● **Aim**
Every entry below should be repeated exactly; the pictures should not.
===== Excerpted data
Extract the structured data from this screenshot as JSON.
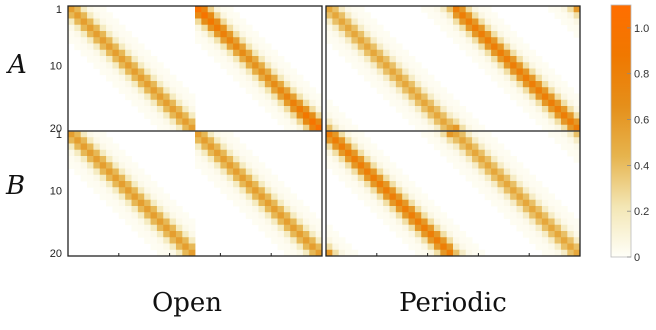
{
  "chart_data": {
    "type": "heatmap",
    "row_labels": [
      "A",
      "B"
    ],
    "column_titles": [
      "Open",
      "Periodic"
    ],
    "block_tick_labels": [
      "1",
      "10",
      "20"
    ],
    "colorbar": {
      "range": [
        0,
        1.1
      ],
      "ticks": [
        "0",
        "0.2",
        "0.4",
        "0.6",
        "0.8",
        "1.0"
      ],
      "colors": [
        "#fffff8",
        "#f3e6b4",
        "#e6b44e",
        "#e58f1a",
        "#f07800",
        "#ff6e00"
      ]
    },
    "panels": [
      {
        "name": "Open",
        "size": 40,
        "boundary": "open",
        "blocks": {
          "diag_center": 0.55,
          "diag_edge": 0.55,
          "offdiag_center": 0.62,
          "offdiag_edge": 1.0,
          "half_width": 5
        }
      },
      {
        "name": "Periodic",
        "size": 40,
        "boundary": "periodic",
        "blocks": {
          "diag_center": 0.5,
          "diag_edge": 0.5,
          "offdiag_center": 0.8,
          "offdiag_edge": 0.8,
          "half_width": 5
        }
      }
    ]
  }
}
==========
● **Reply to the exercise**
Extract the structured data from this screenshot as JSON.
{
  "chart_data": {
    "type": "heatmap",
    "row_labels": [
      "A",
      "B"
    ],
    "column_titles": [
      "Open",
      "Periodic"
    ],
    "block_tick_labels": [
      "1",
      "10",
      "20"
    ],
    "colorbar": {
      "range": [
        0,
        1.1
      ],
      "ticks": [
        "0",
        "0.2",
        "0.4",
        "0.6",
        "0.8",
        "1.0"
      ],
      "colors": [
        "#fffff8",
        "#f3e6b4",
        "#e6b44e",
        "#e58f1a",
        "#f07800",
        "#ff6e00"
      ]
    },
    "panels": [
      {
        "name": "Open",
        "size": 40,
        "boundary": "open",
        "blocks": {
          "diag_center": 0.55,
          "diag_edge": 0.55,
          "offdiag_center": 0.62,
          "offdiag_edge": 1.0,
          "half_width": 5
        }
      },
      {
        "name": "Periodic",
        "size": 40,
        "boundary": "periodic",
        "blocks": {
          "diag_center": 0.5,
          "diag_edge": 0.5,
          "offdiag_center": 0.8,
          "offdiag_edge": 0.8,
          "half_width": 5
        }
      }
    ]
  }
}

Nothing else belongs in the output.